Dataset entries on figures:
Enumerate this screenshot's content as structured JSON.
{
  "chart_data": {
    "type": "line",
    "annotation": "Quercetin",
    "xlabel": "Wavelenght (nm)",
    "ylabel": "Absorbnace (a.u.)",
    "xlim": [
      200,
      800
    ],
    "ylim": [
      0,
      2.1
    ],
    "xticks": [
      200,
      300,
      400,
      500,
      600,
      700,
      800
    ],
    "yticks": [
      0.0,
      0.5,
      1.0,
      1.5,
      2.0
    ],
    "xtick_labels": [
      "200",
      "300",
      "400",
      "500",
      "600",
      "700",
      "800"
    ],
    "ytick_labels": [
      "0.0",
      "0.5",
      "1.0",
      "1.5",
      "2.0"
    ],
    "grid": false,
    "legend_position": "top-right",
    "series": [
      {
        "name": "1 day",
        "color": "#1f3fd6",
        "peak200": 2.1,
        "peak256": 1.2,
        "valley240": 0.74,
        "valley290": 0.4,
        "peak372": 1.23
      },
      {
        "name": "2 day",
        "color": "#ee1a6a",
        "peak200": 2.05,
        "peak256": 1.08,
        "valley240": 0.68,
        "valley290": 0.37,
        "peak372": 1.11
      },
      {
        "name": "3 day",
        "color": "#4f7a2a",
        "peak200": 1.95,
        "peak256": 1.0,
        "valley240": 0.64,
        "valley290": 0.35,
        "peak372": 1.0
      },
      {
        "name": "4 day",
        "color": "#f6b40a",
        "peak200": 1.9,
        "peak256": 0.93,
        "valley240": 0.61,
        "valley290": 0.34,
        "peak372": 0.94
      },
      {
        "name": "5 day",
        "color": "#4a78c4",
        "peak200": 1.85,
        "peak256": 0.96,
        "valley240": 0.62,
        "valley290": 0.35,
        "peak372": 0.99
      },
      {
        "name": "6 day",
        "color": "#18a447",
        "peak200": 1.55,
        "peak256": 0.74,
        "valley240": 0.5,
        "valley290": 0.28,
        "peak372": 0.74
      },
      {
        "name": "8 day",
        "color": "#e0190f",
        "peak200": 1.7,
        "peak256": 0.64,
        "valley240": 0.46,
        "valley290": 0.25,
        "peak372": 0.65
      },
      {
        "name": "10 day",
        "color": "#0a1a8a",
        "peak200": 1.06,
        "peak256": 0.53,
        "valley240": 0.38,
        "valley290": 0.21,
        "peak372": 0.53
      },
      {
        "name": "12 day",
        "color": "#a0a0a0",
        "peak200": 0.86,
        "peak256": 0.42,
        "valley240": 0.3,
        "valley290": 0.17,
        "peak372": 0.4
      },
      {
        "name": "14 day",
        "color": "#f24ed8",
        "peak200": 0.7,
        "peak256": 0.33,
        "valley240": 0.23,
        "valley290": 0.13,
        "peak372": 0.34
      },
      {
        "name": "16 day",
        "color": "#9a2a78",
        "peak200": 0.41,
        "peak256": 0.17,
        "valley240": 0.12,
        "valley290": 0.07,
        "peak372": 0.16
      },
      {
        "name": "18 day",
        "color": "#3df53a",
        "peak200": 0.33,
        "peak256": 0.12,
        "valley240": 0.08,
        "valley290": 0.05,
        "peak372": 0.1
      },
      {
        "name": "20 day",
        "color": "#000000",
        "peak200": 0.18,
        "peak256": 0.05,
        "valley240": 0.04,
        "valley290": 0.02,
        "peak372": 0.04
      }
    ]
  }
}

*WHAT IS ASKED*: The entries above must be returned in full, exactly as shown.

*ANSWER TO THE PROBLEM*:
Enumerate this screenshot's content as structured JSON.
{
  "chart_data": {
    "type": "line",
    "annotation": "Quercetin",
    "xlabel": "Wavelenght (nm)",
    "ylabel": "Absorbnace (a.u.)",
    "xlim": [
      200,
      800
    ],
    "ylim": [
      0,
      2.1
    ],
    "xticks": [
      200,
      300,
      400,
      500,
      600,
      700,
      800
    ],
    "yticks": [
      0.0,
      0.5,
      1.0,
      1.5,
      2.0
    ],
    "xtick_labels": [
      "200",
      "300",
      "400",
      "500",
      "600",
      "700",
      "800"
    ],
    "ytick_labels": [
      "0.0",
      "0.5",
      "1.0",
      "1.5",
      "2.0"
    ],
    "grid": false,
    "legend_position": "top-right",
    "series": [
      {
        "name": "1 day",
        "color": "#1f3fd6",
        "peak200": 2.1,
        "peak256": 1.2,
        "valley240": 0.74,
        "valley290": 0.4,
        "peak372": 1.23
      },
      {
        "name": "2 day",
        "color": "#ee1a6a",
        "peak200": 2.05,
        "peak256": 1.08,
        "valley240": 0.68,
        "valley290": 0.37,
        "peak372": 1.11
      },
      {
        "name": "3 day",
        "color": "#4f7a2a",
        "peak200": 1.95,
        "peak256": 1.0,
        "valley240": 0.64,
        "valley290": 0.35,
        "peak372": 1.0
      },
      {
        "name": "4 day",
        "color": "#f6b40a",
        "peak200": 1.9,
        "peak256": 0.93,
        "valley240": 0.61,
        "valley290": 0.34,
        "peak372": 0.94
      },
      {
        "name": "5 day",
        "color": "#4a78c4",
        "peak200": 1.85,
        "peak256": 0.96,
        "valley240": 0.62,
        "valley290": 0.35,
        "peak372": 0.99
      },
      {
        "name": "6 day",
        "color": "#18a447",
        "peak200": 1.55,
        "peak256": 0.74,
        "valley240": 0.5,
        "valley290": 0.28,
        "peak372": 0.74
      },
      {
        "name": "8 day",
        "color": "#e0190f",
        "peak200": 1.7,
        "peak256": 0.64,
        "valley240": 0.46,
        "valley290": 0.25,
        "peak372": 0.65
      },
      {
        "name": "10 day",
        "color": "#0a1a8a",
        "peak200": 1.06,
        "peak256": 0.53,
        "valley240": 0.38,
        "valley290": 0.21,
        "peak372": 0.53
      },
      {
        "name": "12 day",
        "color": "#a0a0a0",
        "peak200": 0.86,
        "peak256": 0.42,
        "valley240": 0.3,
        "valley290": 0.17,
        "peak372": 0.4
      },
      {
        "name": "14 day",
        "color": "#f24ed8",
        "peak200": 0.7,
        "peak256": 0.33,
        "valley240": 0.23,
        "valley290": 0.13,
        "peak372": 0.34
      },
      {
        "name": "16 day",
        "color": "#9a2a78",
        "peak200": 0.41,
        "peak256": 0.17,
        "valley240": 0.12,
        "valley290": 0.07,
        "peak372": 0.16
      },
      {
        "name": "18 day",
        "color": "#3df53a",
        "peak200": 0.33,
        "peak256": 0.12,
        "valley240": 0.08,
        "valley290": 0.05,
        "peak372": 0.1
      },
      {
        "name": "20 day",
        "color": "#000000",
        "peak200": 0.18,
        "peak256": 0.05,
        "valley240": 0.04,
        "valley290": 0.02,
        "peak372": 0.04
      }
    ]
  }
}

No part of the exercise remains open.